== Exercise material ==
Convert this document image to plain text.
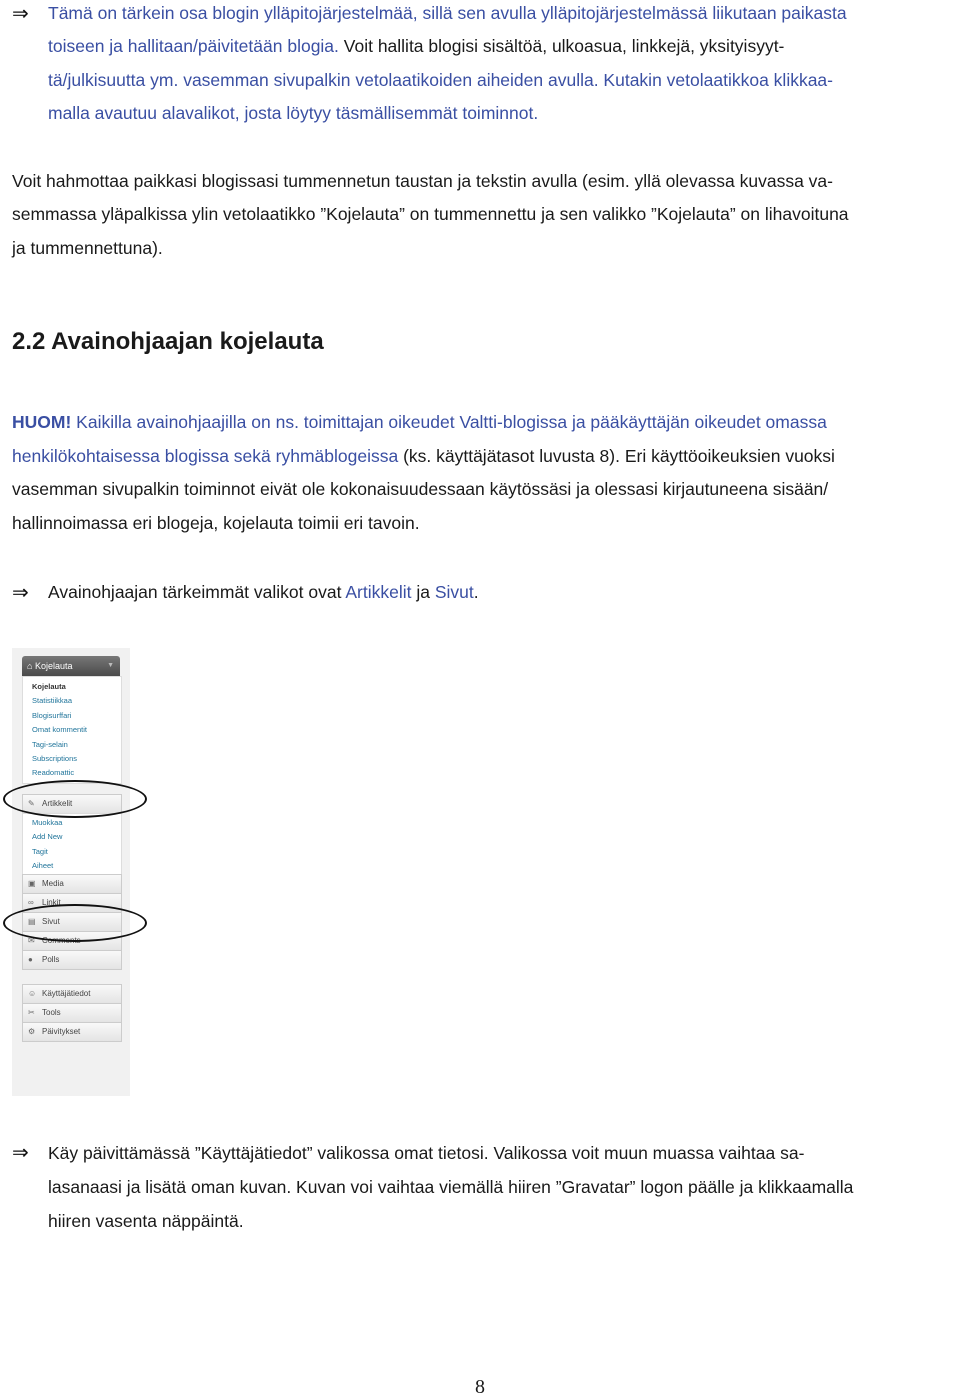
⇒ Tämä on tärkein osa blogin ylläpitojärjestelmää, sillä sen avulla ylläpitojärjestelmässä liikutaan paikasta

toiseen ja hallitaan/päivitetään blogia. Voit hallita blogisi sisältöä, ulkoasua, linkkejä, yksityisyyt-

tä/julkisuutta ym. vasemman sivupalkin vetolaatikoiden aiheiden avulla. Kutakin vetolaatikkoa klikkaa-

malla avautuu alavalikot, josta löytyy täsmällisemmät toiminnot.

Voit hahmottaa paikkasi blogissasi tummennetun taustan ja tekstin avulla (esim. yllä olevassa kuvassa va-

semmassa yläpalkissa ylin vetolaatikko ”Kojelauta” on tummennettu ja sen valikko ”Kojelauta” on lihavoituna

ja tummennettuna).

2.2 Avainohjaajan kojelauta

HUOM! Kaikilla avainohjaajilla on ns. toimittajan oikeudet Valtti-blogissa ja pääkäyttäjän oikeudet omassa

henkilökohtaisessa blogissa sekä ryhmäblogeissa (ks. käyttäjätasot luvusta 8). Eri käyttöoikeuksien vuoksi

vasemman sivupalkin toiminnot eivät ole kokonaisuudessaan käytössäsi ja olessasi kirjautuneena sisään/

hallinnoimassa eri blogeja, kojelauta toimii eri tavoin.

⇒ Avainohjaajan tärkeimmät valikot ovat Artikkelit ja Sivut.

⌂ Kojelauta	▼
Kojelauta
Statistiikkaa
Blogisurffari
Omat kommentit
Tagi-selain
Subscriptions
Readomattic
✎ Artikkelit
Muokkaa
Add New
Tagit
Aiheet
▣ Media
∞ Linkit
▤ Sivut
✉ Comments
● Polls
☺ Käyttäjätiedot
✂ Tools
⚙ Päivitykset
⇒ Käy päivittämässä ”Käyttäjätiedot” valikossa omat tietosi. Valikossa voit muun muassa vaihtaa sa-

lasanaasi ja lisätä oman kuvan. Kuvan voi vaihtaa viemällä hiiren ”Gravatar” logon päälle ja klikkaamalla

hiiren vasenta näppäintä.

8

== Problem requirements ==
Repeat the lines above exactly, and keep every picture out.

== The answer ==
Convert this document image to plain text.
⇒ Tämä on tärkein osa blogin ylläpitojärjestelmää, sillä sen avulla ylläpitojärjestelmässä liikutaan paikasta

toiseen ja hallitaan/päivitetään blogia. Voit hallita blogisi sisältöä, ulkoasua, linkkejä, yksityisyyt-

tä/julkisuutta ym. vasemman sivupalkin vetolaatikoiden aiheiden avulla. Kutakin vetolaatikkoa klikkaa-

malla avautuu alavalikot, josta löytyy täsmällisemmät toiminnot.

Voit hahmottaa paikkasi blogissasi tummennetun taustan ja tekstin avulla (esim. yllä olevassa kuvassa va-

semmassa yläpalkissa ylin vetolaatikko ”Kojelauta” on tummennettu ja sen valikko ”Kojelauta” on lihavoituna

ja tummennettuna).

2.2 Avainohjaajan kojelauta

HUOM! Kaikilla avainohjaajilla on ns. toimittajan oikeudet Valtti-blogissa ja pääkäyttäjän oikeudet omassa

henkilökohtaisessa blogissa sekä ryhmäblogeissa (ks. käyttäjätasot luvusta 8). Eri käyttöoikeuksien vuoksi

vasemman sivupalkin toiminnot eivät ole kokonaisuudessaan käytössäsi ja olessasi kirjautuneena sisään/

hallinnoimassa eri blogeja, kojelauta toimii eri tavoin.

⇒ Avainohjaajan tärkeimmät valikot ovat Artikkelit ja Sivut.

⌂ Kojelauta	▼
Kojelauta
Statistiikkaa
Blogisurffari
Omat kommentit
Tagi-selain
Subscriptions
Readomattic
✎ Artikkelit
Muokkaa
Add New
Tagit
Aiheet
▣ Media
∞ Linkit
▤ Sivut
✉ Comments
● Polls
☺ Käyttäjätiedot
✂ Tools
⚙ Päivitykset
⇒ Käy päivittämässä ”Käyttäjätiedot” valikossa omat tietosi. Valikossa voit muun muassa vaihtaa sa-

lasanaasi ja lisätä oman kuvan. Kuvan voi vaihtaa viemällä hiiren ”Gravatar” logon päälle ja klikkaamalla

hiiren vasenta näppäintä.

8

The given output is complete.